What the task requires ▸ For the listing below, give the number of lines in which "adapter" occurs. Add nothing.

Provided material ▸
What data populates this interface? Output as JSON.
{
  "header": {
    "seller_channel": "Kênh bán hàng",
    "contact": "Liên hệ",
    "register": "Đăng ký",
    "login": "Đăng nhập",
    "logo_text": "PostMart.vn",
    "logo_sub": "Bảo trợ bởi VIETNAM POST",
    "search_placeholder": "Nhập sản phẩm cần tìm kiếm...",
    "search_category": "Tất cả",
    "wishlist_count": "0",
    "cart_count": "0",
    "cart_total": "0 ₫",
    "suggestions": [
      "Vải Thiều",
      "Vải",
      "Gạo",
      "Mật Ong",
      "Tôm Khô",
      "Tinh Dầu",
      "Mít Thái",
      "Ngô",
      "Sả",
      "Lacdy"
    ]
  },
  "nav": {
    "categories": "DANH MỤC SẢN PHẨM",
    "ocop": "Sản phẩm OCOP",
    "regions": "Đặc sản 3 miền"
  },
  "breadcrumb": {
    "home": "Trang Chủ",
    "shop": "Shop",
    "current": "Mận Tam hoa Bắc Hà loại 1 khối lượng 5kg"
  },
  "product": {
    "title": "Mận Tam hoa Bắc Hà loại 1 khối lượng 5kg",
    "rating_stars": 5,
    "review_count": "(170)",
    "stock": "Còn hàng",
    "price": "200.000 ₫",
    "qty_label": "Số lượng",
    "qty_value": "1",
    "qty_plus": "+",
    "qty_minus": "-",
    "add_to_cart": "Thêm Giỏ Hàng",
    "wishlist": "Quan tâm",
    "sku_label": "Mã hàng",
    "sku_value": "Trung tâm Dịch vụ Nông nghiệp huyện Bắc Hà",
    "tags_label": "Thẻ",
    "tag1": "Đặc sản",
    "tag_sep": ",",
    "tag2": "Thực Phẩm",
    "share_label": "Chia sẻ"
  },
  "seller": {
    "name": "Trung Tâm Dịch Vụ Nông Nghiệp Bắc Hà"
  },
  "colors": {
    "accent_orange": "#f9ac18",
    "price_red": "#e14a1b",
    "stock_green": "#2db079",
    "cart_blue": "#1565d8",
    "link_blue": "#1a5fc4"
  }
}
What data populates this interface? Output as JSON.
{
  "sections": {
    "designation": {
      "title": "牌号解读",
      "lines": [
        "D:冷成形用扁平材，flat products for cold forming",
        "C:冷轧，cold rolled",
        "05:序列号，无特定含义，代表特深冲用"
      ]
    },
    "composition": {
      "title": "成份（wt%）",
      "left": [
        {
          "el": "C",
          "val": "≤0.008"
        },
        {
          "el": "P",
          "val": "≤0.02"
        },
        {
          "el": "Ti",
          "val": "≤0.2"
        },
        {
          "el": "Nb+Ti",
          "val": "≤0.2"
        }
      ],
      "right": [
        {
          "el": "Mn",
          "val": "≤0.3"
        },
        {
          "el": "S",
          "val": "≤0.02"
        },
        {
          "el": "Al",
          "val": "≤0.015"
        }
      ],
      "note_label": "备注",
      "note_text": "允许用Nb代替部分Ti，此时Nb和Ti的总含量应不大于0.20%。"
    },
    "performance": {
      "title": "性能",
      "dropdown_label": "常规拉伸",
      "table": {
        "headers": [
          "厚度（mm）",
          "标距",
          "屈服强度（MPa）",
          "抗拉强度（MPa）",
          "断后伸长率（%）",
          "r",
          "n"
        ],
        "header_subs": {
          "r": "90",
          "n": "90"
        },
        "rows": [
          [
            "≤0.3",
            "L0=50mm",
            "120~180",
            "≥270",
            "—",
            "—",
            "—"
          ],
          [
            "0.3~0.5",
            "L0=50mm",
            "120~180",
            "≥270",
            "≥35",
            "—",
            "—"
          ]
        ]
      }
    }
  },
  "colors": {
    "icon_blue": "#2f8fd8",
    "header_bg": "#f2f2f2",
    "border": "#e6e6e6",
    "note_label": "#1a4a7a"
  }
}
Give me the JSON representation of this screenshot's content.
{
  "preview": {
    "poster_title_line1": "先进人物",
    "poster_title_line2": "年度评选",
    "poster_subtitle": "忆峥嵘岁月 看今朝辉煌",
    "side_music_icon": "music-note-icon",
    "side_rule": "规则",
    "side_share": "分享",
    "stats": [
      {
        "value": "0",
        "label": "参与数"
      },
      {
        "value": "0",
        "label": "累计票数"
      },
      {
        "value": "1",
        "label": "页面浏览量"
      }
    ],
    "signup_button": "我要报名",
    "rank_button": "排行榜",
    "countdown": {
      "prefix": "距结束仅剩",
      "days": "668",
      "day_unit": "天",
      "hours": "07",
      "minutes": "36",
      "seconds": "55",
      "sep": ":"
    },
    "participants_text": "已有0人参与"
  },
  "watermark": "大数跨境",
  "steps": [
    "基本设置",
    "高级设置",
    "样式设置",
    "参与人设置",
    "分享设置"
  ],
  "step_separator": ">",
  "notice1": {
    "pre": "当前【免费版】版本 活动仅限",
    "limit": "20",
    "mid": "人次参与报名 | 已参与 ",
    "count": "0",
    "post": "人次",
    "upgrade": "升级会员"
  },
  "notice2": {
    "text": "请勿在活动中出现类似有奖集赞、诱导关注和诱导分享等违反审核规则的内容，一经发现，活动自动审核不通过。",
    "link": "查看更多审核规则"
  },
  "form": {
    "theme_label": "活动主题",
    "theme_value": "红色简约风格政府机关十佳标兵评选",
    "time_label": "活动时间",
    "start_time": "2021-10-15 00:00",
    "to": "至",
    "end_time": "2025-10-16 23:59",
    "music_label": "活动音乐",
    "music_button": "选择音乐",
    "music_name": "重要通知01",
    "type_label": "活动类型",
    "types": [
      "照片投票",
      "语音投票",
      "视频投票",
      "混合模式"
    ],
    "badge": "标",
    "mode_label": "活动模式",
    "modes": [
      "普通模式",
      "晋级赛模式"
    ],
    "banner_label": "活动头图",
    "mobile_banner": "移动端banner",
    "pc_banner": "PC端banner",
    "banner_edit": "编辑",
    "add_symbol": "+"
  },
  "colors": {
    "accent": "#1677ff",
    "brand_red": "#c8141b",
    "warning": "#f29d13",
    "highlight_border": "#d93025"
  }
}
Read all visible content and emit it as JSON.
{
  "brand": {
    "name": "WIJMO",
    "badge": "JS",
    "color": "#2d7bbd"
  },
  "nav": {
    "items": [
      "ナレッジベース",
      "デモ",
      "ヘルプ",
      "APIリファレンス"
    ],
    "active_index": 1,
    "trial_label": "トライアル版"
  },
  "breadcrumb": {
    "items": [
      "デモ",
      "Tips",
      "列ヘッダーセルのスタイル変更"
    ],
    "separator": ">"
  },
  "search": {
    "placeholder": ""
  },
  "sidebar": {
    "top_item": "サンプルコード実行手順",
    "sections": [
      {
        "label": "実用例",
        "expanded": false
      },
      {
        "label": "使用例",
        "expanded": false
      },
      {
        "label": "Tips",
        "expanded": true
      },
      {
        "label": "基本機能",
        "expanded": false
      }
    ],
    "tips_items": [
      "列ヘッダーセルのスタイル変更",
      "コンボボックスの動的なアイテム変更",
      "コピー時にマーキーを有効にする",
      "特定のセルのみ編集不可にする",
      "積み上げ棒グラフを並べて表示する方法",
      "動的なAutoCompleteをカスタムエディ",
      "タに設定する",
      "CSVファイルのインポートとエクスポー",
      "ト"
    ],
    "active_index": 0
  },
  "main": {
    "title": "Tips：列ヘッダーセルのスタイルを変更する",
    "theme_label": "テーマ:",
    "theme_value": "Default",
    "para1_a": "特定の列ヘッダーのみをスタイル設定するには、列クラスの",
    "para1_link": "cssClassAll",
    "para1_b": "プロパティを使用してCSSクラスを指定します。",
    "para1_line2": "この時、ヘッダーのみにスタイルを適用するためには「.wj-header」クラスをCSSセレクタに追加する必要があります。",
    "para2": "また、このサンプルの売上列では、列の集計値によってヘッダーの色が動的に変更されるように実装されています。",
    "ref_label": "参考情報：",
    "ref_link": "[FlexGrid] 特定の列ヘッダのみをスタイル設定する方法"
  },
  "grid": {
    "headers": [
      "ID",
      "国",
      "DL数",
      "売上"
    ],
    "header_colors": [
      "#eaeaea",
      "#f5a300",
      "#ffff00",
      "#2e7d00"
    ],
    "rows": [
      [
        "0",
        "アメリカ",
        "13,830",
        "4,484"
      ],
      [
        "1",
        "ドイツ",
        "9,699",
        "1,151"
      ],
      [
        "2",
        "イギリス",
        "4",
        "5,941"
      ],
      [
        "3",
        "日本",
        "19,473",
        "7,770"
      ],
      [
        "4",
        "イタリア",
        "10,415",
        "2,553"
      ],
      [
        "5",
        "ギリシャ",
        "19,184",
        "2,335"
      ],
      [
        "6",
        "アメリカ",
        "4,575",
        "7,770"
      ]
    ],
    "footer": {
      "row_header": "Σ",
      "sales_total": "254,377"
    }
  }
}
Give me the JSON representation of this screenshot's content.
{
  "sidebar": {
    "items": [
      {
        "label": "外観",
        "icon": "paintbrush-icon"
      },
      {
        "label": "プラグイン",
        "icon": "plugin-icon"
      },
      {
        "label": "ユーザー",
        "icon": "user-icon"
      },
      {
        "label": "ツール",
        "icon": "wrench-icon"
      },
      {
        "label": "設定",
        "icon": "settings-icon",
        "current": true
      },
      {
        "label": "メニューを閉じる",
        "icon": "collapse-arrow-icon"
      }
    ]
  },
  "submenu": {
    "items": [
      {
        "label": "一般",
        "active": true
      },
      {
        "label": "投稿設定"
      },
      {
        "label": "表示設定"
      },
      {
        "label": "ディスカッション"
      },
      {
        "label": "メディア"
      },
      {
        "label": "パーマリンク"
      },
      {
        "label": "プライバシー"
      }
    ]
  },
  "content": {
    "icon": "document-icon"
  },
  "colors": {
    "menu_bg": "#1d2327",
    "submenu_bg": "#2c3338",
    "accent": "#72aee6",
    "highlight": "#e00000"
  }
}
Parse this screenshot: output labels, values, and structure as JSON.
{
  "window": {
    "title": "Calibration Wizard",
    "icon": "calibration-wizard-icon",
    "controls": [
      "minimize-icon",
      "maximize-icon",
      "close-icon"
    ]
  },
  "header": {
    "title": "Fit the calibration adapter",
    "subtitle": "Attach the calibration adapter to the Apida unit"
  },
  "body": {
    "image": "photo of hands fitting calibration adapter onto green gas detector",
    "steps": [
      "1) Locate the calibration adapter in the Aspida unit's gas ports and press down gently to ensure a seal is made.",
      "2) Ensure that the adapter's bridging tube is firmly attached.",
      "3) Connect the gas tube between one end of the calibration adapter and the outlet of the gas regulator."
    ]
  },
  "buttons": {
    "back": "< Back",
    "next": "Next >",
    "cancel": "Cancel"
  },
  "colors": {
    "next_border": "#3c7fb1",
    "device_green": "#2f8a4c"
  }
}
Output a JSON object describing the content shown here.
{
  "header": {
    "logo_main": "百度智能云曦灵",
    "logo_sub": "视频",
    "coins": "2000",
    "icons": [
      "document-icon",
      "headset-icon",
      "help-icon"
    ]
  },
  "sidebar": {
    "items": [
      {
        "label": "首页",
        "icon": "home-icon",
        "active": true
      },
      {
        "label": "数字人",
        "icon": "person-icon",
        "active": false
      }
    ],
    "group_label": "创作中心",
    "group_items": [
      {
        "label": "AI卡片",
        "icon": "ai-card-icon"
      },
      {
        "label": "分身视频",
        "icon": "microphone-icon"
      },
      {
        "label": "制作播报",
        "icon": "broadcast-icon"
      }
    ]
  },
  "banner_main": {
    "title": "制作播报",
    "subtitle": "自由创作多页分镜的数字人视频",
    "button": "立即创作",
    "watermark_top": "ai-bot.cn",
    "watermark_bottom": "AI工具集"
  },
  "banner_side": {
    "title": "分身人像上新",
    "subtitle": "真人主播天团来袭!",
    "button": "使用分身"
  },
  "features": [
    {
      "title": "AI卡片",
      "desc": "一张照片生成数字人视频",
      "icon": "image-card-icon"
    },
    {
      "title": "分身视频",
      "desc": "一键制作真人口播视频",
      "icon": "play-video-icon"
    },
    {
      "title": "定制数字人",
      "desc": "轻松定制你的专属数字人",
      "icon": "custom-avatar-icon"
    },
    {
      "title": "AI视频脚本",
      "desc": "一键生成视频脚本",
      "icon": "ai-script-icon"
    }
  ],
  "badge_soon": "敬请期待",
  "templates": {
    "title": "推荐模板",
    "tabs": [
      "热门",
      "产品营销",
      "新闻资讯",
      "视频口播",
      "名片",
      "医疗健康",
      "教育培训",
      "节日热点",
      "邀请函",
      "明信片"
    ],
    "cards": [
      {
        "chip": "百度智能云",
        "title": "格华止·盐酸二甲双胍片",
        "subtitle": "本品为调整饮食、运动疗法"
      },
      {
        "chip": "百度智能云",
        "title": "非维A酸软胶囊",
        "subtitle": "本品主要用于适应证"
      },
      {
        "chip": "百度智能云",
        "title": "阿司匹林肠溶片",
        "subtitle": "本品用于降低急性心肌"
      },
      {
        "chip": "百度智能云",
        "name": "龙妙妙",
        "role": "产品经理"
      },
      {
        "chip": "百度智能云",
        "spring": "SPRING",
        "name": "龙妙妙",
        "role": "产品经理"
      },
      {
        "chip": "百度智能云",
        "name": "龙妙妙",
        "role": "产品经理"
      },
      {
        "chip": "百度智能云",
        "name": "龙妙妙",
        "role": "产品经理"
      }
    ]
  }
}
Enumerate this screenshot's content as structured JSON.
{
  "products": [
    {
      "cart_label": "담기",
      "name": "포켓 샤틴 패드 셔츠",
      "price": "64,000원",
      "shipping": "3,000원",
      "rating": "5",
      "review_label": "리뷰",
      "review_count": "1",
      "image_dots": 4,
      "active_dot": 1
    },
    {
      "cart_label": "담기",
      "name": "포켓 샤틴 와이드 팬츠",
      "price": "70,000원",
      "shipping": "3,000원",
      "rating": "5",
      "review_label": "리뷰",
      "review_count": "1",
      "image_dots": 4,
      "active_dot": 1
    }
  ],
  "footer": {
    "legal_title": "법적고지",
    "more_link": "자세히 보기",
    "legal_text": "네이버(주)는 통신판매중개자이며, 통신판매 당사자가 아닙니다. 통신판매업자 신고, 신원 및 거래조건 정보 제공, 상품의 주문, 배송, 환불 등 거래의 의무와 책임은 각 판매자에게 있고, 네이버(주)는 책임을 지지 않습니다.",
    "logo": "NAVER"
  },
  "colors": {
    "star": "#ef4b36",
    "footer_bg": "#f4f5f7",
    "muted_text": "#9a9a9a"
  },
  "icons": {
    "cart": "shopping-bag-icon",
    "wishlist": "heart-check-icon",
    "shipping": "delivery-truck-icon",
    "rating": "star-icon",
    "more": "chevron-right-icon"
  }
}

Solved problem ▸ 6